▶ [What you are asked to do] Reproduce every line of the material below exactly as it appears.
______
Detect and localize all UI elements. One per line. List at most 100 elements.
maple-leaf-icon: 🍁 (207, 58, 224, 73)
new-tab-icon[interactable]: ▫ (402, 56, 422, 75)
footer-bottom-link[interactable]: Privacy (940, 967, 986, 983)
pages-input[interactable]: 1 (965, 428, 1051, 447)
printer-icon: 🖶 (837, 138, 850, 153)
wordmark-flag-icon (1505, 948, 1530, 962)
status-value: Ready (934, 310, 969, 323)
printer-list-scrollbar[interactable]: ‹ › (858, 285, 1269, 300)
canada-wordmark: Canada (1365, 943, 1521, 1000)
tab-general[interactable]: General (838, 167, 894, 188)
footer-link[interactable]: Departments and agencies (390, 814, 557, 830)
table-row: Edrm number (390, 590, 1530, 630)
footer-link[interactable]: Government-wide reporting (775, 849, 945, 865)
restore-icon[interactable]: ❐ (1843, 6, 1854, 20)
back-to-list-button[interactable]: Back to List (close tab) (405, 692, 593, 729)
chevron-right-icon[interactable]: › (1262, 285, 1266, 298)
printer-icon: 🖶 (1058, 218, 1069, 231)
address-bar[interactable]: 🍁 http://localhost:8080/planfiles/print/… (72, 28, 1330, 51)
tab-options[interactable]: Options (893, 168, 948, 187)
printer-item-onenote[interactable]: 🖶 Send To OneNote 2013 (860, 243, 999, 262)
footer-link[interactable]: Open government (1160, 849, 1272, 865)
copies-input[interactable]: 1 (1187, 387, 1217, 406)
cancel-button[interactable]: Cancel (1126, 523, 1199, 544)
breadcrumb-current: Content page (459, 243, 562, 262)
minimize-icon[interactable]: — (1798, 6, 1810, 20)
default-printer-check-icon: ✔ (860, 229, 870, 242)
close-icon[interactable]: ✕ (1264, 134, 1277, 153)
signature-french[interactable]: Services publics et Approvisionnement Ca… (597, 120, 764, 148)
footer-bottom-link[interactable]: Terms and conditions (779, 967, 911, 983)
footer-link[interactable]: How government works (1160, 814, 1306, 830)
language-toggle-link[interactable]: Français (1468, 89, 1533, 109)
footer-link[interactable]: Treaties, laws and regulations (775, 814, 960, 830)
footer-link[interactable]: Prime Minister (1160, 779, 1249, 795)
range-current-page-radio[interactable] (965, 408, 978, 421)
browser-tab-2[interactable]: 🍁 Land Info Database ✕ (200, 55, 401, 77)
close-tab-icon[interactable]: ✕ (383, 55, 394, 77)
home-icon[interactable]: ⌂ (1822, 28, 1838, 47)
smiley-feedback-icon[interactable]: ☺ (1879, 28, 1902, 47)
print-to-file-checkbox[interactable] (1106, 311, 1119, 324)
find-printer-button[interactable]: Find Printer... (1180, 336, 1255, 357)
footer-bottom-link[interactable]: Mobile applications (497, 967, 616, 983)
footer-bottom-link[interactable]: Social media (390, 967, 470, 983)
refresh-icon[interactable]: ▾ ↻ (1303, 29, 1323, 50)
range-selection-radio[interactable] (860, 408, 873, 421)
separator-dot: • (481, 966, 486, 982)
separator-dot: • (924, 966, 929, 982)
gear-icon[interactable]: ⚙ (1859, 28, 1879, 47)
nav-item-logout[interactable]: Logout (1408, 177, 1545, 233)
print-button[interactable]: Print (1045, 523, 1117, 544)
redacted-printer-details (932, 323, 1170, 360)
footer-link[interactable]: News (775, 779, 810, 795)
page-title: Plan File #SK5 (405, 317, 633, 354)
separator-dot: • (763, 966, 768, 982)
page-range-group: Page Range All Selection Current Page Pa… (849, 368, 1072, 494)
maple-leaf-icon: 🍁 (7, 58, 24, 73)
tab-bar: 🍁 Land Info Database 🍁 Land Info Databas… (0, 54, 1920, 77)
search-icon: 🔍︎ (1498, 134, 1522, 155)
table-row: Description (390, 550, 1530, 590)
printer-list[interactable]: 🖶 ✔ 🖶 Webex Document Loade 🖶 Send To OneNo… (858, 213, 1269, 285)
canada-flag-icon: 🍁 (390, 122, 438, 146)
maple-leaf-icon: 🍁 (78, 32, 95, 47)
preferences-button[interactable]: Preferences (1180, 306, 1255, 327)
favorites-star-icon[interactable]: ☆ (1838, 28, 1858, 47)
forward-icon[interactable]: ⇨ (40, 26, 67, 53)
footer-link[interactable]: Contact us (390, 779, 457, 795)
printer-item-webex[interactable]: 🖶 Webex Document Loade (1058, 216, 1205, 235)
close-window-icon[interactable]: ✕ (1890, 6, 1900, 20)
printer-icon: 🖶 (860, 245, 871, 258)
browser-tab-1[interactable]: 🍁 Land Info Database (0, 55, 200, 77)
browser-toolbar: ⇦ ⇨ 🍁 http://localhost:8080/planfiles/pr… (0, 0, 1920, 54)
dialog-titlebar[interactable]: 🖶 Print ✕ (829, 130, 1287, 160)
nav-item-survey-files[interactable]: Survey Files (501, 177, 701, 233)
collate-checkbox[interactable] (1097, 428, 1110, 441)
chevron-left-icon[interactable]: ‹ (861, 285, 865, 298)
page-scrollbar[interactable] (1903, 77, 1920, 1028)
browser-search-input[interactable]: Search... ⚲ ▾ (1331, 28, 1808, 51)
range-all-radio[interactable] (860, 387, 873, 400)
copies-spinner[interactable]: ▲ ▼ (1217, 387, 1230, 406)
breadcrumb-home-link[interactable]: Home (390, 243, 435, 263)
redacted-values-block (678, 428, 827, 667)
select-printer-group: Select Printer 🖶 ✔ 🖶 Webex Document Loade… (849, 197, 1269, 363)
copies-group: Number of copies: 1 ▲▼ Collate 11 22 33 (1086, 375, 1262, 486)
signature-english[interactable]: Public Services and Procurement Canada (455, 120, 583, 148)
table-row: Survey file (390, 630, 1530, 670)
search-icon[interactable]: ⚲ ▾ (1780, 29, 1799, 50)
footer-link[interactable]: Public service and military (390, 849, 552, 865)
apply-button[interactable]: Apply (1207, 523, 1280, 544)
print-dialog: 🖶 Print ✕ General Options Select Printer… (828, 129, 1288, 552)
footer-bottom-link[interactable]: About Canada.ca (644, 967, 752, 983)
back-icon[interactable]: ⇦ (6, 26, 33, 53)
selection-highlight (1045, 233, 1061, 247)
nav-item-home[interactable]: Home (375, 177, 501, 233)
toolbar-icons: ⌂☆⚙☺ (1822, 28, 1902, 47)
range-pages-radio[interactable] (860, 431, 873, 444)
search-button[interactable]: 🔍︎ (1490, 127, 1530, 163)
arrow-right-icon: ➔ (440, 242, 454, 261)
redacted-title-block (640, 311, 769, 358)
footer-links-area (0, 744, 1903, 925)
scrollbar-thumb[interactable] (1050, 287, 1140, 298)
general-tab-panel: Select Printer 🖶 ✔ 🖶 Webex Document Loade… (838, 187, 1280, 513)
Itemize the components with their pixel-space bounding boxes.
______
▶ [Expected answer]
Detect and localize all UI elements. One per line. List at most 100 elements.
maple-leaf-icon: 🍁 (207, 58, 224, 73)
new-tab-icon[interactable]: ▫ (402, 56, 422, 75)
footer-bottom-link[interactable]: Privacy (940, 967, 986, 983)
pages-input[interactable]: 1 (965, 428, 1051, 447)
printer-icon: 🖶 (837, 138, 850, 153)
wordmark-flag-icon (1505, 948, 1530, 962)
status-value: Ready (934, 310, 969, 323)
printer-list-scrollbar[interactable]: ‹ › (858, 285, 1269, 300)
canada-wordmark: Canada (1365, 943, 1521, 1000)
tab-general[interactable]: General (838, 167, 894, 188)
footer-link[interactable]: Departments and agencies (390, 814, 557, 830)
table-row: Edrm number (390, 590, 1530, 630)
footer-link[interactable]: Government-wide reporting (775, 849, 945, 865)
restore-icon[interactable]: ❐ (1843, 6, 1854, 20)
back-to-list-button[interactable]: Back to List (close tab) (405, 692, 593, 729)
chevron-right-icon[interactable]: › (1262, 285, 1266, 298)
printer-icon: 🖶 (1058, 218, 1069, 231)
address-bar[interactable]: 🍁 http://localhost:8080/planfiles/print/… (72, 28, 1330, 51)
tab-options[interactable]: Options (893, 168, 948, 187)
printer-item-onenote[interactable]: 🖶 Send To OneNote 2013 (860, 243, 999, 262)
footer-link[interactable]: Open government (1160, 849, 1272, 865)
copies-input[interactable]: 1 (1187, 387, 1217, 406)
cancel-button[interactable]: Cancel (1126, 523, 1199, 544)
breadcrumb-current: Content page (459, 243, 562, 262)
minimize-icon[interactable]: — (1798, 6, 1810, 20)
default-printer-check-icon: ✔ (860, 229, 870, 242)
close-icon[interactable]: ✕ (1264, 134, 1277, 153)
signature-french[interactable]: Services publics et Approvisionnement Ca… (597, 120, 764, 148)
footer-bottom-link[interactable]: Terms and conditions (779, 967, 911, 983)
footer-link[interactable]: How government works (1160, 814, 1306, 830)
language-toggle-link[interactable]: Français (1468, 89, 1533, 109)
footer-link[interactable]: Treaties, laws and regulations (775, 814, 960, 830)
footer-link[interactable]: Prime Minister (1160, 779, 1249, 795)
range-current-page-radio[interactable] (965, 408, 978, 421)
browser-tab-2[interactable]: 🍁 Land Info Database ✕ (200, 55, 401, 77)
close-tab-icon[interactable]: ✕ (383, 55, 394, 77)
home-icon[interactable]: ⌂ (1822, 28, 1838, 47)
smiley-feedback-icon[interactable]: ☺ (1879, 28, 1902, 47)
print-to-file-checkbox[interactable] (1106, 311, 1119, 324)
find-printer-button[interactable]: Find Printer... (1180, 336, 1255, 357)
footer-bottom-link[interactable]: Mobile applications (497, 967, 616, 983)
footer-bottom-link[interactable]: Social media (390, 967, 470, 983)
refresh-icon[interactable]: ▾ ↻ (1303, 29, 1323, 50)
range-selection-radio[interactable] (860, 408, 873, 421)
separator-dot: • (481, 966, 486, 982)
separator-dot: • (924, 966, 929, 982)
gear-icon[interactable]: ⚙ (1859, 28, 1879, 47)
nav-item-logout[interactable]: Logout (1408, 177, 1545, 233)
print-button[interactable]: Print (1045, 523, 1117, 544)
redacted-printer-details (932, 323, 1170, 360)
footer-link[interactable]: News (775, 779, 810, 795)
page-title: Plan File #SK5 (405, 317, 633, 354)
separator-dot: • (763, 966, 768, 982)
page-range-group: Page Range All Selection Current Page Pa… (849, 368, 1072, 494)
maple-leaf-icon: 🍁 (7, 58, 24, 73)
tab-bar: 🍁 Land Info Database 🍁 Land Info Databas… (0, 54, 1920, 77)
search-icon: 🔍︎ (1498, 134, 1522, 155)
table-row: Description (390, 550, 1530, 590)
printer-list[interactable]: 🖶 ✔ 🖶 Webex Document Loade 🖶 Send To OneNo… (858, 213, 1269, 285)
canada-flag-icon: 🍁 (390, 122, 438, 146)
maple-leaf-icon: 🍁 (78, 32, 95, 47)
preferences-button[interactable]: Preferences (1180, 306, 1255, 327)
favorites-star-icon[interactable]: ☆ (1838, 28, 1858, 47)
forward-icon[interactable]: ⇨ (40, 26, 67, 53)
footer-link[interactable]: Contact us (390, 779, 457, 795)
printer-item-webex[interactable]: 🖶 Webex Document Loade (1058, 216, 1205, 235)
close-window-icon[interactable]: ✕ (1890, 6, 1900, 20)
printer-icon: 🖶 (860, 245, 871, 258)
browser-tab-1[interactable]: 🍁 Land Info Database (0, 55, 200, 77)
browser-toolbar: ⇦ ⇨ 🍁 http://localhost:8080/planfiles/pr… (0, 0, 1920, 54)
dialog-titlebar[interactable]: 🖶 Print ✕ (829, 130, 1287, 160)
nav-item-survey-files[interactable]: Survey Files (501, 177, 701, 233)
collate-checkbox[interactable] (1097, 428, 1110, 441)
chevron-left-icon[interactable]: ‹ (861, 285, 865, 298)
page-scrollbar[interactable] (1903, 77, 1920, 1028)
browser-search-input[interactable]: Search... ⚲ ▾ (1331, 28, 1808, 51)
range-all-radio[interactable] (860, 387, 873, 400)
copies-spinner[interactable]: ▲ ▼ (1217, 387, 1230, 406)
breadcrumb-home-link[interactable]: Home (390, 243, 435, 263)
redacted-values-block (678, 428, 827, 667)
select-printer-group: Select Printer 🖶 ✔ 🖶 Webex Document Loade… (849, 197, 1269, 363)
copies-group: Number of copies: 1 ▲▼ Collate 11 22 33 (1086, 375, 1262, 486)
signature-english[interactable]: Public Services and Procurement Canada (455, 120, 583, 148)
table-row: Survey file (390, 630, 1530, 670)
search-icon[interactable]: ⚲ ▾ (1780, 29, 1799, 50)
footer-link[interactable]: Public service and military (390, 849, 552, 865)
apply-button[interactable]: Apply (1207, 523, 1280, 544)
print-dialog: 🖶 Print ✕ General Options Select Printer… (828, 129, 1288, 552)
footer-bottom-link[interactable]: About Canada.ca (644, 967, 752, 983)
back-icon[interactable]: ⇦ (6, 26, 33, 53)
selection-highlight (1045, 233, 1061, 247)
nav-item-home[interactable]: Home (375, 177, 501, 233)
toolbar-icons: ⌂☆⚙☺ (1822, 28, 1902, 47)
range-pages-radio[interactable] (860, 431, 873, 444)
search-button[interactable]: 🔍︎ (1490, 127, 1530, 163)
arrow-right-icon: ➔ (440, 242, 454, 261)
redacted-title-block (640, 311, 769, 358)
footer-links-area (0, 744, 1903, 925)
scrollbar-thumb[interactable] (1050, 287, 1140, 298)
general-tab-panel: Select Printer 🖶 ✔ 🖶 Webex Document Loade… (838, 187, 1280, 513)
Itemize the components with their pixel-space bounding boxes.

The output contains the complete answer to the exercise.